What needs to be done
Will you give the material below again, every line exactly as it is?

## BEGIN

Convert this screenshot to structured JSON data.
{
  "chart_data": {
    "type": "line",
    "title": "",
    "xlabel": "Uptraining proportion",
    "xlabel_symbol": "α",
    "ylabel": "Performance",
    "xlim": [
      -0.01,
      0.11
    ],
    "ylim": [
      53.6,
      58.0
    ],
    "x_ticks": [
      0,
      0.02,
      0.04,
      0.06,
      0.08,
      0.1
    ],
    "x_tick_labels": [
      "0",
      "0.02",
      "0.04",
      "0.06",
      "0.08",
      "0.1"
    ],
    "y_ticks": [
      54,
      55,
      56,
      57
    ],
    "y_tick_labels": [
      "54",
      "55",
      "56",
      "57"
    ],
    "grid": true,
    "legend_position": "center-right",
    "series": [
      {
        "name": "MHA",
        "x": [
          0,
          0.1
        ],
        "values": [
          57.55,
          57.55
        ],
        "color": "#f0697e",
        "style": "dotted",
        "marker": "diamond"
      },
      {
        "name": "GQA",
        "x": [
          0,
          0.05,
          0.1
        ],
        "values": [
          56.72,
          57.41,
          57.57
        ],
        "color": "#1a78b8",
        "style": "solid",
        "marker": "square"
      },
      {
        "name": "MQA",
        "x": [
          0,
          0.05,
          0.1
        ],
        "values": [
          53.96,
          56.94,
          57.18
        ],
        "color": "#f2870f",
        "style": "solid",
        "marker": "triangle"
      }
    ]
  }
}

## END

Solution to this problem
Convert this screenshot to structured JSON data.
{
  "chart_data": {
    "type": "line",
    "title": "",
    "xlabel": "Uptraining proportion",
    "xlabel_symbol": "α",
    "ylabel": "Performance",
    "xlim": [
      -0.01,
      0.11
    ],
    "ylim": [
      53.6,
      58.0
    ],
    "x_ticks": [
      0,
      0.02,
      0.04,
      0.06,
      0.08,
      0.1
    ],
    "x_tick_labels": [
      "0",
      "0.02",
      "0.04",
      "0.06",
      "0.08",
      "0.1"
    ],
    "y_ticks": [
      54,
      55,
      56,
      57
    ],
    "y_tick_labels": [
      "54",
      "55",
      "56",
      "57"
    ],
    "grid": true,
    "legend_position": "center-right",
    "series": [
      {
        "name": "MHA",
        "x": [
          0,
          0.1
        ],
        "values": [
          57.55,
          57.55
        ],
        "color": "#f0697e",
        "style": "dotted",
        "marker": "diamond"
      },
      {
        "name": "GQA",
        "x": [
          0,
          0.05,
          0.1
        ],
        "values": [
          56.72,
          57.41,
          57.57
        ],
        "color": "#1a78b8",
        "style": "solid",
        "marker": "square"
      },
      {
        "name": "MQA",
        "x": [
          0,
          0.05,
          0.1
        ],
        "values": [
          53.96,
          56.94,
          57.18
        ],
        "color": "#f2870f",
        "style": "solid",
        "marker": "triangle"
      }
    ]
  }
}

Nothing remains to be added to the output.